Task directions: Read the records below. Copy each line where the string "data" occurs.

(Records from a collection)
--------------------

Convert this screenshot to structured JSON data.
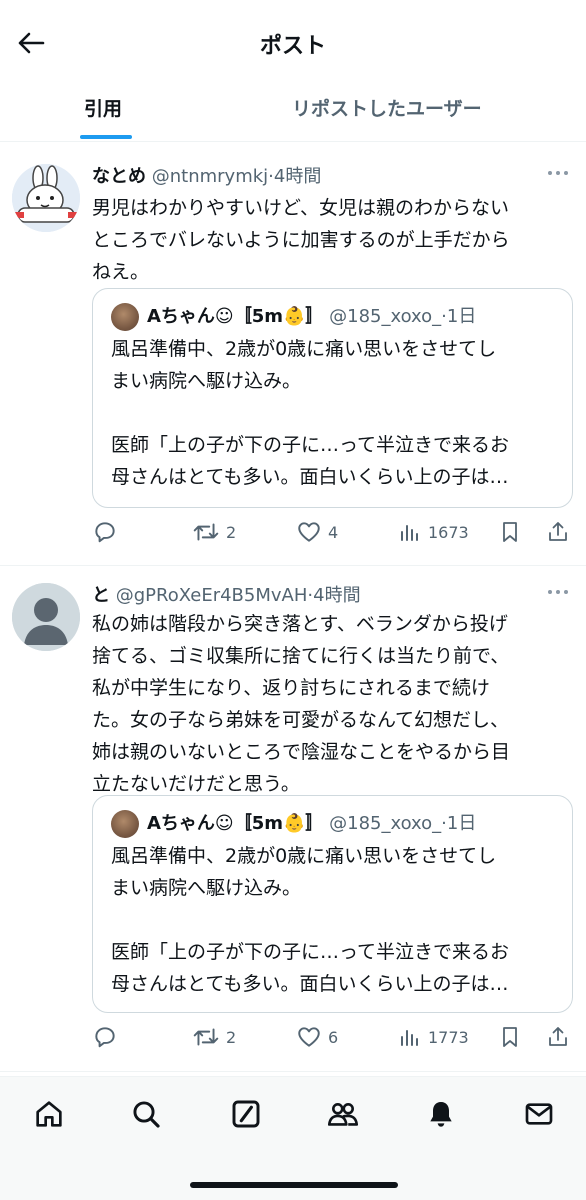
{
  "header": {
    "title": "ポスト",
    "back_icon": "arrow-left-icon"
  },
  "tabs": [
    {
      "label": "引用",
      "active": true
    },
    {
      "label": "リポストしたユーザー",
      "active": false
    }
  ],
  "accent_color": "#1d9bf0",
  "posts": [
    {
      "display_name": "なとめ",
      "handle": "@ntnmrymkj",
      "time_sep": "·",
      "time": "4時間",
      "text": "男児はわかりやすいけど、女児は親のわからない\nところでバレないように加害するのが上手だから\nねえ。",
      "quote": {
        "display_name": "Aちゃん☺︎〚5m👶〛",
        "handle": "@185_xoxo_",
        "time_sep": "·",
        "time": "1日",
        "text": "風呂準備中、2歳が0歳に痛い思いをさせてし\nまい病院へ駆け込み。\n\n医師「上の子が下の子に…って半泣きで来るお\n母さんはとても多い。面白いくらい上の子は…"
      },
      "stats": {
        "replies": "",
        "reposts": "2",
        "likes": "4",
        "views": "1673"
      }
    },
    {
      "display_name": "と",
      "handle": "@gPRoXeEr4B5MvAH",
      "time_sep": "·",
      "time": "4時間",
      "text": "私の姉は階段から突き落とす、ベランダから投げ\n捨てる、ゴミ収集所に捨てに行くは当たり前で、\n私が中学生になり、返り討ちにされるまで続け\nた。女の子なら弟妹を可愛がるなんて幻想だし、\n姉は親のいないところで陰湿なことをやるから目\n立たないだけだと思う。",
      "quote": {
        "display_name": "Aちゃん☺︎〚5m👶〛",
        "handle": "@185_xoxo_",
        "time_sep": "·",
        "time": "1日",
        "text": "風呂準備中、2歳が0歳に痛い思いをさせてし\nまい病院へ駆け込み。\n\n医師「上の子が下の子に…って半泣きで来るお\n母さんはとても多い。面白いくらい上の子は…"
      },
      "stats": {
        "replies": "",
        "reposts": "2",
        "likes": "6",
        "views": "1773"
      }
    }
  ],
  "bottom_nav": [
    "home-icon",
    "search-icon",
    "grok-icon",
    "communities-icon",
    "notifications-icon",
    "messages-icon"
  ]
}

--------------------

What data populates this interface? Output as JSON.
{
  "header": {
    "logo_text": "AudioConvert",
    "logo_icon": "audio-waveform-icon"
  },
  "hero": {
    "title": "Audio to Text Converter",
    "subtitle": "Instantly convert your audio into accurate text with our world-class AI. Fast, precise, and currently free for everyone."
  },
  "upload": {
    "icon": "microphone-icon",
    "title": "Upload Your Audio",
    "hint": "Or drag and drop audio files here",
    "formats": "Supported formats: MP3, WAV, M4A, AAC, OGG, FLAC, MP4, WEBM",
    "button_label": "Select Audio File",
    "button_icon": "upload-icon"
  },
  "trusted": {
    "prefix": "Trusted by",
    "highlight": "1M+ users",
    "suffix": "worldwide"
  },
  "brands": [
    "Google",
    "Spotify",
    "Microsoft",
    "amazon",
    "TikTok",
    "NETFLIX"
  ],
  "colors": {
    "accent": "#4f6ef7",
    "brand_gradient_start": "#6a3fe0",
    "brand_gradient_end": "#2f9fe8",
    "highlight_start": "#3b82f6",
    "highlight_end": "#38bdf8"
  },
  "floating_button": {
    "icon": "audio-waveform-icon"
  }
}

--------------------

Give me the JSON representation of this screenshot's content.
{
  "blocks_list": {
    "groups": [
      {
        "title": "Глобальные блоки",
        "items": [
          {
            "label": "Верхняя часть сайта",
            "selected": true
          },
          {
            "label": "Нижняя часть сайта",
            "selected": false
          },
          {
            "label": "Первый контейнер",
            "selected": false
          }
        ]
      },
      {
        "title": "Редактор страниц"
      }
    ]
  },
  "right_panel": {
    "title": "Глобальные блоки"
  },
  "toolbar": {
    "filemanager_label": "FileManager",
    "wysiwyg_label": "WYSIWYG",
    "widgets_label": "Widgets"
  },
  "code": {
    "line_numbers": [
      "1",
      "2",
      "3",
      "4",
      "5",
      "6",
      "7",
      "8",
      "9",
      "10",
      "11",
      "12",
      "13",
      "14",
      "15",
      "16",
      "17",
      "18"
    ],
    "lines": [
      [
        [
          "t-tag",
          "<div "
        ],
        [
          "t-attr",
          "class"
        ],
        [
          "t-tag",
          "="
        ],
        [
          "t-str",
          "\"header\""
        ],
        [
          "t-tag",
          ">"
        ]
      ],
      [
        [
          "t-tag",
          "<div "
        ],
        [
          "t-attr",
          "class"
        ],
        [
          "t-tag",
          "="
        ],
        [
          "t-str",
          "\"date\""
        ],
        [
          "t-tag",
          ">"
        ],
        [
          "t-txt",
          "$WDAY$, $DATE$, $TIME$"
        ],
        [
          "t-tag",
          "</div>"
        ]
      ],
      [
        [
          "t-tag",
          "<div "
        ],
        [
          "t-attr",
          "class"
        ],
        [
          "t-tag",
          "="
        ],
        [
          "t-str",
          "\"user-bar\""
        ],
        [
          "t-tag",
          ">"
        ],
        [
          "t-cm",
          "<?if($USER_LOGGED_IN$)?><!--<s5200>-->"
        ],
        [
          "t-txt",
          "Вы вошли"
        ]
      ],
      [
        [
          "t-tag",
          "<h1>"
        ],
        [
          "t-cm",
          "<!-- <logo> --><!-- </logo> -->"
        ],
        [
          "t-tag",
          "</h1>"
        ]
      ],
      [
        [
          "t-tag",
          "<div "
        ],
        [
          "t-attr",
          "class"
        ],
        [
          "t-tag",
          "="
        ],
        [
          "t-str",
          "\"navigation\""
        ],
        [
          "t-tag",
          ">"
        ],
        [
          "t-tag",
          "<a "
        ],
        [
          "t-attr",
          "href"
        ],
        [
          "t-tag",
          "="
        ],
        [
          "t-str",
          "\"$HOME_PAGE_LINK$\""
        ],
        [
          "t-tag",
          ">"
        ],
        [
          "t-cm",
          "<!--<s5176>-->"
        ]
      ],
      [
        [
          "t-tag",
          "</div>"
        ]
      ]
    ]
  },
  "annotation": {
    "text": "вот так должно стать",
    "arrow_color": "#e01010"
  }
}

--------------------

Exercise output:
Convert this screenshot to structured JSON data.
What data populates this interface? Output as JSON.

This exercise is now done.